-- WORK TO COMPLETE --
Images are not part of the copy; transcribe all the data exactly.

-- DATA --
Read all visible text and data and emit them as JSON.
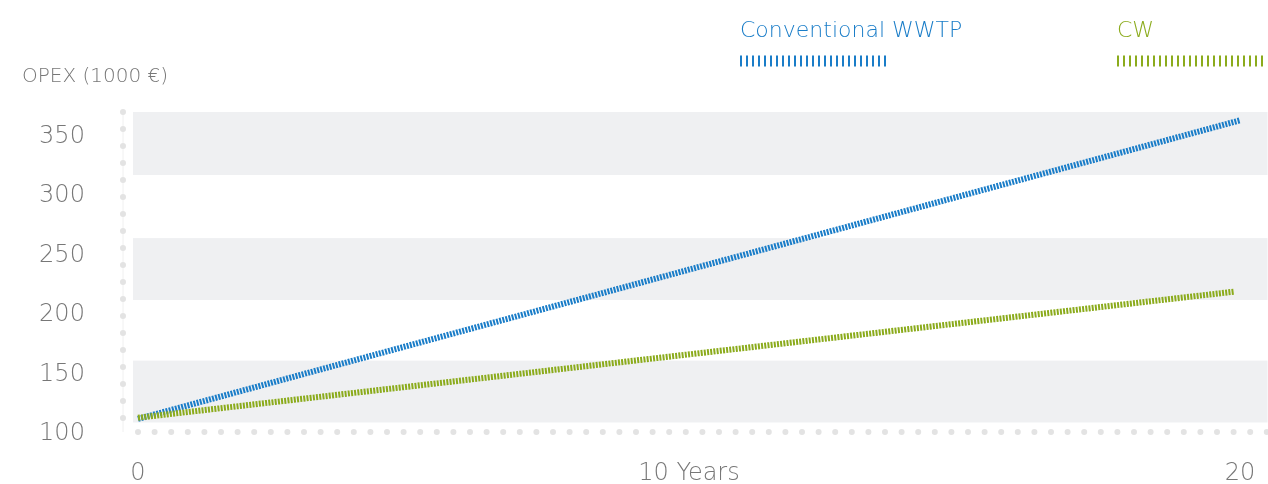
{
  "chart_data": {
    "type": "line",
    "ylabel": "OPEX (1000 €)",
    "x": [
      0,
      20
    ],
    "series": [
      {
        "name": "Conventional WWTP",
        "color": "#1a7dc8",
        "values": [
          111,
          362
        ]
      },
      {
        "name": "CW",
        "color": "#8bab1c",
        "x": [
          0,
          19.9
        ],
        "values": [
          112,
          218
        ]
      }
    ],
    "xlim": [
      0,
      20.5
    ],
    "xticks": [
      0,
      {
        "value": 10,
        "label": "10 Years"
      },
      20
    ],
    "ylim": [
      100,
      369
    ],
    "yticks": [
      100,
      150,
      200,
      250,
      300,
      350
    ],
    "bands": [
      {
        "axis": "y",
        "from": 316,
        "to": 369,
        "color": "#eff0f2"
      },
      {
        "axis": "y",
        "from": 211,
        "to": 263,
        "color": "#eff0f2"
      },
      {
        "axis": "y",
        "from": 108,
        "to": 160,
        "color": "#eff0f2"
      }
    ],
    "legend": "top right",
    "line_style": "dotted"
  }
}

-- SOLUTION FOR THIS EXERCISE --
Read all visible text and data and emit them as JSON.
{
  "chart_data": {
    "type": "line",
    "ylabel": "OPEX (1000 €)",
    "x": [
      0,
      20
    ],
    "series": [
      {
        "name": "Conventional WWTP",
        "color": "#1a7dc8",
        "values": [
          111,
          362
        ]
      },
      {
        "name": "CW",
        "color": "#8bab1c",
        "x": [
          0,
          19.9
        ],
        "values": [
          112,
          218
        ]
      }
    ],
    "xlim": [
      0,
      20.5
    ],
    "xticks": [
      0,
      {
        "value": 10,
        "label": "10 Years"
      },
      20
    ],
    "ylim": [
      100,
      369
    ],
    "yticks": [
      100,
      150,
      200,
      250,
      300,
      350
    ],
    "bands": [
      {
        "axis": "y",
        "from": 316,
        "to": 369,
        "color": "#eff0f2"
      },
      {
        "axis": "y",
        "from": 211,
        "to": 263,
        "color": "#eff0f2"
      },
      {
        "axis": "y",
        "from": 108,
        "to": 160,
        "color": "#eff0f2"
      }
    ],
    "legend": "top right",
    "line_style": "dotted"
  }
}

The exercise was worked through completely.